-- Begin --

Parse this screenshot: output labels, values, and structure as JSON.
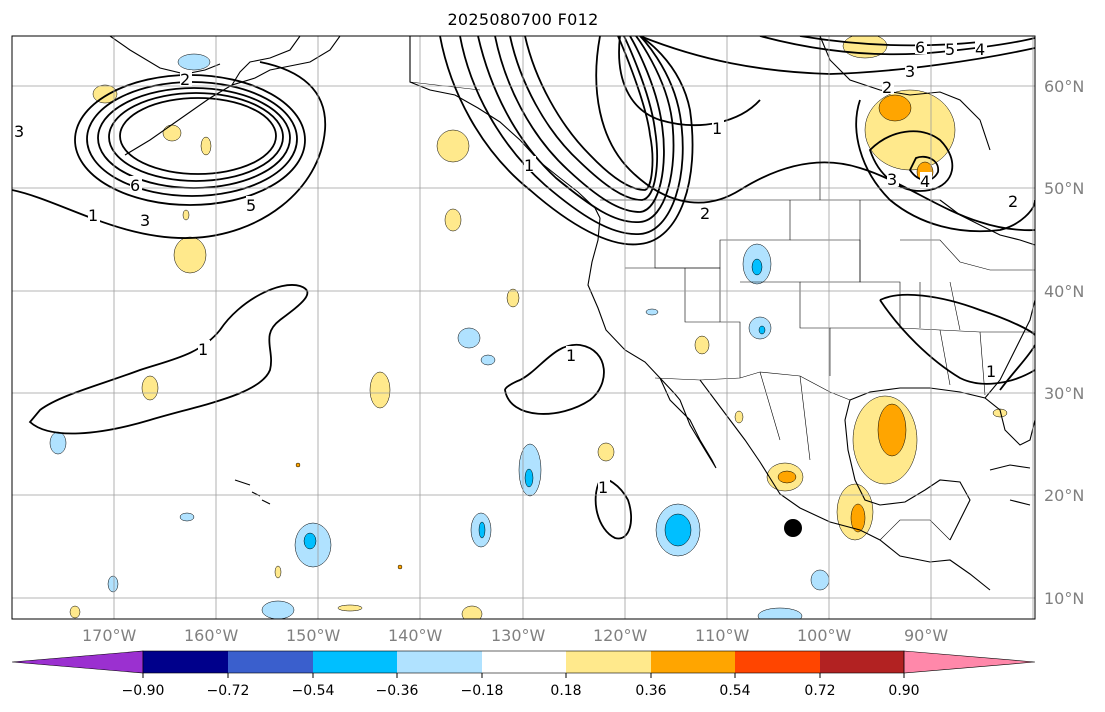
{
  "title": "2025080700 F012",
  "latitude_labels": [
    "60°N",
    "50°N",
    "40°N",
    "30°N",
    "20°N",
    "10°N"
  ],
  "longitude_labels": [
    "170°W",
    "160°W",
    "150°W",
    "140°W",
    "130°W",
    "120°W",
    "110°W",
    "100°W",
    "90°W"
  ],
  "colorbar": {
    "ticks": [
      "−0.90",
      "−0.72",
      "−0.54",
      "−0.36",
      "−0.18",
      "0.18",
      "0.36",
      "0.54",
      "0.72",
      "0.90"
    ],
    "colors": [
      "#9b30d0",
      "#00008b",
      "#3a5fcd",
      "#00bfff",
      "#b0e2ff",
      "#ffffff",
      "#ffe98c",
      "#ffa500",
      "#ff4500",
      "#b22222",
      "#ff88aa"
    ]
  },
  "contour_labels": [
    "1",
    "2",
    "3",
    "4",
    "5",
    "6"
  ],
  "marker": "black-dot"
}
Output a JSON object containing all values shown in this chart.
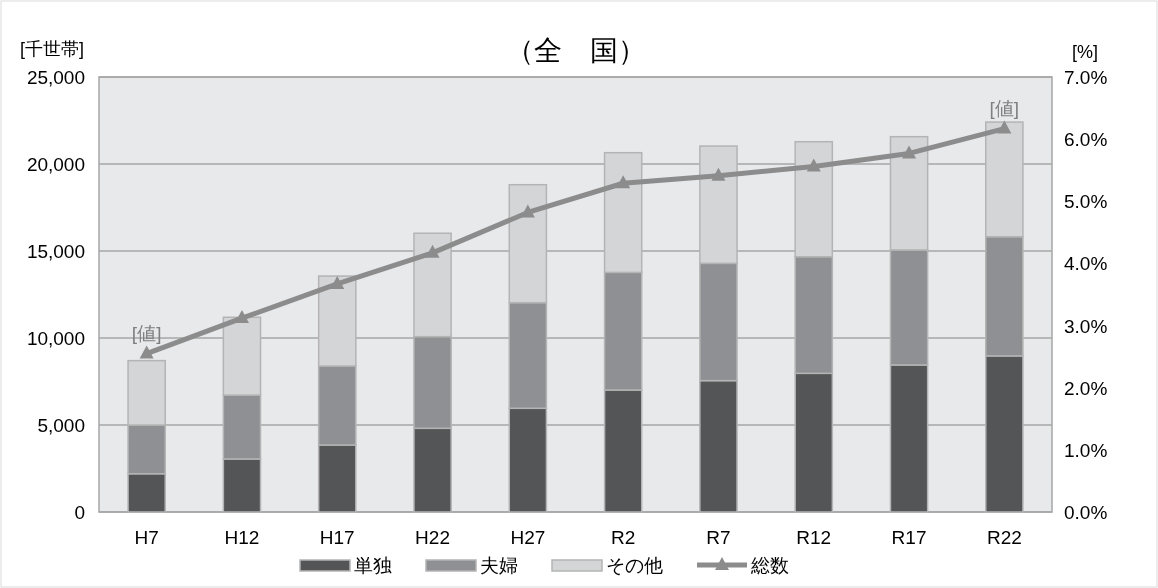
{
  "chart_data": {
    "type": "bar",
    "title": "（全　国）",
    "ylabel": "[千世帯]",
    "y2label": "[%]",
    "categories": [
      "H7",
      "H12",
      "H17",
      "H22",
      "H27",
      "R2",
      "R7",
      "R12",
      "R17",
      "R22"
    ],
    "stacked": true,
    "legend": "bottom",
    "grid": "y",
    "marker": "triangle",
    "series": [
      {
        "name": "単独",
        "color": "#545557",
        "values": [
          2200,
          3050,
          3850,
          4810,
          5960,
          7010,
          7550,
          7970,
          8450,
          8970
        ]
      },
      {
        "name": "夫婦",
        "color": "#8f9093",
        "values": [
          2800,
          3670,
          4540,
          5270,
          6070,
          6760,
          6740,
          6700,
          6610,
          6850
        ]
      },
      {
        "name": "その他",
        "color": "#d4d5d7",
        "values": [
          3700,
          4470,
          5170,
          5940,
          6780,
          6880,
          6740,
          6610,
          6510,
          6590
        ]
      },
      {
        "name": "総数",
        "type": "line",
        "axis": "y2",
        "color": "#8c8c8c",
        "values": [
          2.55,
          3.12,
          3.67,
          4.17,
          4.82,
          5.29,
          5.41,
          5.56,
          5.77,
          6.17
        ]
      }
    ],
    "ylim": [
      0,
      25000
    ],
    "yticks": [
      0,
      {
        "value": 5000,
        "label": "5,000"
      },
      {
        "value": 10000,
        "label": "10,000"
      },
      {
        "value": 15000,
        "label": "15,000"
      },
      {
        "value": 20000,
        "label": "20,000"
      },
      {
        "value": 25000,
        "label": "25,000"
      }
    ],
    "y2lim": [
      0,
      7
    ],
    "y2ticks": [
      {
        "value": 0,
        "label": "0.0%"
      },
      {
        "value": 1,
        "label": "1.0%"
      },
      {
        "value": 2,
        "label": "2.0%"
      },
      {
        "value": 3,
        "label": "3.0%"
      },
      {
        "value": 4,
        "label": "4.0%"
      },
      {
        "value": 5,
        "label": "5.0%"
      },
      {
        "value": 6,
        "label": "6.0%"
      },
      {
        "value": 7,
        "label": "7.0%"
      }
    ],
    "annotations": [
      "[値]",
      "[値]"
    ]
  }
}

-- End --

§ Your task
Working from the entries above, return all lines that contain "JSON".

§ Result
Parse this screenshot: output labels, values, and structure as JSON.
Output a JSON object containing all values shown in this chart.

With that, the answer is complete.